▶ **RAW DATA**:
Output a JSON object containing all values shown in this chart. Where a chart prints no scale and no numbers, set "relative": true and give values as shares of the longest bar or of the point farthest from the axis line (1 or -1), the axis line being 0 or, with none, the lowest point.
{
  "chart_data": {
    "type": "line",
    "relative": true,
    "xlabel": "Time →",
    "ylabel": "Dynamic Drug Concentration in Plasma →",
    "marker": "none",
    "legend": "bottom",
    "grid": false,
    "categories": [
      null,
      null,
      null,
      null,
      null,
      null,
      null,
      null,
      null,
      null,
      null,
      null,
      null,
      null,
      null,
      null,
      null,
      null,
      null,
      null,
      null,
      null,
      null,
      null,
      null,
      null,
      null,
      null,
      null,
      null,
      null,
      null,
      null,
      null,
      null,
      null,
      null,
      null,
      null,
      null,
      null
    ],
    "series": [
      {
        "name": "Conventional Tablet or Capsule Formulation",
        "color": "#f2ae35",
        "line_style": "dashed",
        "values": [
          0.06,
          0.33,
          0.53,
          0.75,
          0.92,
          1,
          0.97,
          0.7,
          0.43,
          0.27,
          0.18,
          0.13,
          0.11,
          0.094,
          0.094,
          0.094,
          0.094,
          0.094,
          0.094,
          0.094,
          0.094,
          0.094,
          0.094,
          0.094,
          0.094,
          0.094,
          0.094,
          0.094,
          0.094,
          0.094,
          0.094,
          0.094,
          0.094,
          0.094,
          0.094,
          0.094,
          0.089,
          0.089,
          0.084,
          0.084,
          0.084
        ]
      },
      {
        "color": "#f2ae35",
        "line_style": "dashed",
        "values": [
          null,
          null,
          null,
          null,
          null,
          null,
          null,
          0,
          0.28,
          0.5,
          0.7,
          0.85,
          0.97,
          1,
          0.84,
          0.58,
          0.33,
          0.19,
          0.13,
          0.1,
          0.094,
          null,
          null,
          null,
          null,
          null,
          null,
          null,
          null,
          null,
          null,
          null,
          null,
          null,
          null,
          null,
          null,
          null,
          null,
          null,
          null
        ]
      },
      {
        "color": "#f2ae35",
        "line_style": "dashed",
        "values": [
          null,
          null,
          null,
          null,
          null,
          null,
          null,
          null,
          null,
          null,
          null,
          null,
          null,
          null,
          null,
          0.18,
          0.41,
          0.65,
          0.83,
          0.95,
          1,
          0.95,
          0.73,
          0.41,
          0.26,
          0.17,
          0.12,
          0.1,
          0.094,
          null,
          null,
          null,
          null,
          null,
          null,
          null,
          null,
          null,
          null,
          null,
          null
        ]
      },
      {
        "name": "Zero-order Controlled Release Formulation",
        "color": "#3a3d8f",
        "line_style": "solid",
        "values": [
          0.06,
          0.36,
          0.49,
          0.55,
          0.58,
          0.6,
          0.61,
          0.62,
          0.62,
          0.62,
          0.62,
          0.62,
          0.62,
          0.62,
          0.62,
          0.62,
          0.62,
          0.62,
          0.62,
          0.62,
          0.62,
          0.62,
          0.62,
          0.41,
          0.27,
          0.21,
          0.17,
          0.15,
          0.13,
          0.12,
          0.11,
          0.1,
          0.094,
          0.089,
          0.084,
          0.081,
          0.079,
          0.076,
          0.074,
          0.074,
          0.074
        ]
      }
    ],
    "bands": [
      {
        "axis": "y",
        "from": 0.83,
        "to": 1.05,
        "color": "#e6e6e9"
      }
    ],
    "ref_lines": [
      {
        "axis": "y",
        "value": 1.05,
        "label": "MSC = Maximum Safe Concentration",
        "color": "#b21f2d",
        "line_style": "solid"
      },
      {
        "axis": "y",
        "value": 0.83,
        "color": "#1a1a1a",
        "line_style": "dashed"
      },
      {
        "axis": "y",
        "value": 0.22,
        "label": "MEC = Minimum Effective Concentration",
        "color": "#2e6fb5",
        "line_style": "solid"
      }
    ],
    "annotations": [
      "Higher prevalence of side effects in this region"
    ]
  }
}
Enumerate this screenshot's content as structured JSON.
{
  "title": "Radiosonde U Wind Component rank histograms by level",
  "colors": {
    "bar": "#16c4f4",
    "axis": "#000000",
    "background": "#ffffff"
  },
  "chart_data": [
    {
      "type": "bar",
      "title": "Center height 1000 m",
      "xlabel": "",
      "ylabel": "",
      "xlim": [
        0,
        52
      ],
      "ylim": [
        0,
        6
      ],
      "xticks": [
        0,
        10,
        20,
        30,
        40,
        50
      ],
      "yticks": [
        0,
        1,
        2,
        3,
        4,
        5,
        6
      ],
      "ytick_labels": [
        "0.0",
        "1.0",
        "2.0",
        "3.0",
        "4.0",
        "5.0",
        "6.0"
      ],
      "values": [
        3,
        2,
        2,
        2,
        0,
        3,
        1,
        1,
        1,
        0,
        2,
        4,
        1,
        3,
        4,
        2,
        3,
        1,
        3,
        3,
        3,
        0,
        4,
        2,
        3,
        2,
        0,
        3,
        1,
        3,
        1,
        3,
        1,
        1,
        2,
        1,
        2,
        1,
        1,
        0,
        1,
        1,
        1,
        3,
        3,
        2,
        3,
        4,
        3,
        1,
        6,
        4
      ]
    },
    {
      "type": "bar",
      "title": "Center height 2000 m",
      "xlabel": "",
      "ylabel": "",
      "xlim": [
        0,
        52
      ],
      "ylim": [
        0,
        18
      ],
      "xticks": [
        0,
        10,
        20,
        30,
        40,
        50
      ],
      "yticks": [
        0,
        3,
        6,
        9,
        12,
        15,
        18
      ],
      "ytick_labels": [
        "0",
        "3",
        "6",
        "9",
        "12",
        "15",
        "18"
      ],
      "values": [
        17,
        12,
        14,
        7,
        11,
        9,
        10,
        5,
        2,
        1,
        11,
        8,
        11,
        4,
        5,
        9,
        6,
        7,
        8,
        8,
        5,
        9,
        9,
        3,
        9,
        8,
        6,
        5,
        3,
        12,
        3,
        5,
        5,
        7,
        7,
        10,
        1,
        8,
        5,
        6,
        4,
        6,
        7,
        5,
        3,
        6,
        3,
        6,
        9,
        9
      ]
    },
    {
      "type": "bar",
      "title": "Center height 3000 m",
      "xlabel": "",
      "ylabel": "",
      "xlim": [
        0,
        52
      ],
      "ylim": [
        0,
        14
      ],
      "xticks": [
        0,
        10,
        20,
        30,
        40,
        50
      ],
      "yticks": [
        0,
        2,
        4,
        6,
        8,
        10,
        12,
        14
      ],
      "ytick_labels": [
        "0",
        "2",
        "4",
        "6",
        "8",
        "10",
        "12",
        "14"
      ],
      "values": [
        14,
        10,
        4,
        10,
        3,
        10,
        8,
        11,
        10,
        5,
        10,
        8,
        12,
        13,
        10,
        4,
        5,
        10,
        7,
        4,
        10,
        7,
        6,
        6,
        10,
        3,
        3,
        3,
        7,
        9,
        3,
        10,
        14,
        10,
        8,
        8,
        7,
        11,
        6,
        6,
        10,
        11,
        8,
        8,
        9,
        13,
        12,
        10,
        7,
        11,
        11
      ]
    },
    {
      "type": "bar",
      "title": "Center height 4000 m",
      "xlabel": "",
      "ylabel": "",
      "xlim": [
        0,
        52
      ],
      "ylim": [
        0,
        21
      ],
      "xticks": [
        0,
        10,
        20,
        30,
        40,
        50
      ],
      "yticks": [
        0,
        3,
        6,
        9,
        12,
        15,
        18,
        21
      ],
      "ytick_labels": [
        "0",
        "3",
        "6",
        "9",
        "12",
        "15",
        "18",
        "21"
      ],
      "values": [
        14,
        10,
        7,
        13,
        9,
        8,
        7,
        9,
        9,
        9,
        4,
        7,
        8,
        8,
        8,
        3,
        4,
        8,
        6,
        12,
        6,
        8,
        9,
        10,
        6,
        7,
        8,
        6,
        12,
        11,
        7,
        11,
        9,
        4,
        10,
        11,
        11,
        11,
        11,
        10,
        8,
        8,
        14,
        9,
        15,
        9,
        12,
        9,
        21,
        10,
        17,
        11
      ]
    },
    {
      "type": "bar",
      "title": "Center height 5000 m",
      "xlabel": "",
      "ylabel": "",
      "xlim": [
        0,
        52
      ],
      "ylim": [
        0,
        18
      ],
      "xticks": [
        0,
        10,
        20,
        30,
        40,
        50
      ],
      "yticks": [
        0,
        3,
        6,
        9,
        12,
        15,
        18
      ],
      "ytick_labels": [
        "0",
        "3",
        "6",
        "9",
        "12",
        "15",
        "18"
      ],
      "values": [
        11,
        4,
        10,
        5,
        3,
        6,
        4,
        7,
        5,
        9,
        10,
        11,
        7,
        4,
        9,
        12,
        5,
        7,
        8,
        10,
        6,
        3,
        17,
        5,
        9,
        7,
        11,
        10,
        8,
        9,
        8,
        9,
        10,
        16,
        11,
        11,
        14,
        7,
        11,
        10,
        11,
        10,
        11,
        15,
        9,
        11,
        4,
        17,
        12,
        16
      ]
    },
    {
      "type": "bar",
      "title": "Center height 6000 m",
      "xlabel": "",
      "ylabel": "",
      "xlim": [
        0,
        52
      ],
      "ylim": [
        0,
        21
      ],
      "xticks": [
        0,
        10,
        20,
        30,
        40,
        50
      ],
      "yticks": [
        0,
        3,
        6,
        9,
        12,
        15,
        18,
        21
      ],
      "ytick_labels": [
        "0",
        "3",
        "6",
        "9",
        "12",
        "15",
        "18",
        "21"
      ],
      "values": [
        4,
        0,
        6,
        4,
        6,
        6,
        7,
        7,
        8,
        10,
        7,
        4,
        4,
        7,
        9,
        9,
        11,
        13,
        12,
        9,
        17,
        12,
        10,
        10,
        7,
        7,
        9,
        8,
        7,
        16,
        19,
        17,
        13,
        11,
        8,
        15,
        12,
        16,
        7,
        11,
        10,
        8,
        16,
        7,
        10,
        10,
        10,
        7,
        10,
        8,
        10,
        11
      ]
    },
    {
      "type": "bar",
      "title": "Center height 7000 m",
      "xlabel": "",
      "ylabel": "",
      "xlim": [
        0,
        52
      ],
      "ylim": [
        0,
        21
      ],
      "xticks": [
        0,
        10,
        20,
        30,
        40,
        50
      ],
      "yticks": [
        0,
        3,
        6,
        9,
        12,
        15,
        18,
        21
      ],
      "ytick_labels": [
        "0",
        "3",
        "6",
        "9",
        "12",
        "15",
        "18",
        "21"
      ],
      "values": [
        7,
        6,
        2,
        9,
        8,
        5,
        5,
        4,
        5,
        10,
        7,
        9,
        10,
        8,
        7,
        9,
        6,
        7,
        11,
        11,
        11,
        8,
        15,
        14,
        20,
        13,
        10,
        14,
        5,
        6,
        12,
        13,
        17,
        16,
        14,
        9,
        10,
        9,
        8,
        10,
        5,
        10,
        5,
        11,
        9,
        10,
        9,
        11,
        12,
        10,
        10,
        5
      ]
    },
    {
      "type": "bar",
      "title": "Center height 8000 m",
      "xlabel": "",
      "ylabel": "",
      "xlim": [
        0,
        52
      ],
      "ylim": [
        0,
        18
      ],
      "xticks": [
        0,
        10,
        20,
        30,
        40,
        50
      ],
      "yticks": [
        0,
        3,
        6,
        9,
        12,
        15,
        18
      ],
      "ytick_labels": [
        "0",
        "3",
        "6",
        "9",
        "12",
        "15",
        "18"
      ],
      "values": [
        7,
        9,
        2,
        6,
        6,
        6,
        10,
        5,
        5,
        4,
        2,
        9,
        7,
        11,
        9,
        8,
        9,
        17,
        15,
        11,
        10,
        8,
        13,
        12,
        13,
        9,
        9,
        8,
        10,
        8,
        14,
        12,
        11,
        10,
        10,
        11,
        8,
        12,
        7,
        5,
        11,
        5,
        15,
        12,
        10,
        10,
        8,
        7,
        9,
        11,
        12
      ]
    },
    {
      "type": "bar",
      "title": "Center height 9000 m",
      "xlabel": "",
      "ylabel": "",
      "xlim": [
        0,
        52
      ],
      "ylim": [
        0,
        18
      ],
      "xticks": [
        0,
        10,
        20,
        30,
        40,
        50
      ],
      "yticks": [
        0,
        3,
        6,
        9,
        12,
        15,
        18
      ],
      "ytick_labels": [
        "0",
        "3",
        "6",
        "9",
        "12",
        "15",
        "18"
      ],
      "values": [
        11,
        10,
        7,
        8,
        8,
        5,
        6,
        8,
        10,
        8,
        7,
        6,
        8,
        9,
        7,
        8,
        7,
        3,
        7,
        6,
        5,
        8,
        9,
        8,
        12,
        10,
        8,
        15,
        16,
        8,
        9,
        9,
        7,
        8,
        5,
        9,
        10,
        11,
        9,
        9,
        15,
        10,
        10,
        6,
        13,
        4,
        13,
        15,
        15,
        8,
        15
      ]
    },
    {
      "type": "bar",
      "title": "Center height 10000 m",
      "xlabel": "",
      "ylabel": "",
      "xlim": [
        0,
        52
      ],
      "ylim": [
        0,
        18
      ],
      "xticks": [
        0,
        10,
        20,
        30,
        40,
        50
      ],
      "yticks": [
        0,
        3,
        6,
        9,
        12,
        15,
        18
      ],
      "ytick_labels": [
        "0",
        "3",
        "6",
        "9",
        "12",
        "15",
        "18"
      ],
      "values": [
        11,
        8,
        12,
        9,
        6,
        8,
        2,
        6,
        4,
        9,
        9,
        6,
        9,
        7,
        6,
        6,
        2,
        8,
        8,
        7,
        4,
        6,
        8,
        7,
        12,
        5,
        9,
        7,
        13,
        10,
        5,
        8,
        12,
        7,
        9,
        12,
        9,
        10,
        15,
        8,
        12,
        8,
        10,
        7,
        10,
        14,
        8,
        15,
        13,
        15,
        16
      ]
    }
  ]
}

▶ **WHAT YOU HAVE TO DO**:
Copy out each line of the records where the string "from" appears.

▶ **THE ANSWER**:
Output a JSON object containing all values shown in this chart. Where a chart prints no scale and no numbers, set "relative": true and give values as shares of the longest bar or of the point farthest from the axis line (1 or -1), the axis line being 0 or, with none, the lowest point.
        "from": 0.83,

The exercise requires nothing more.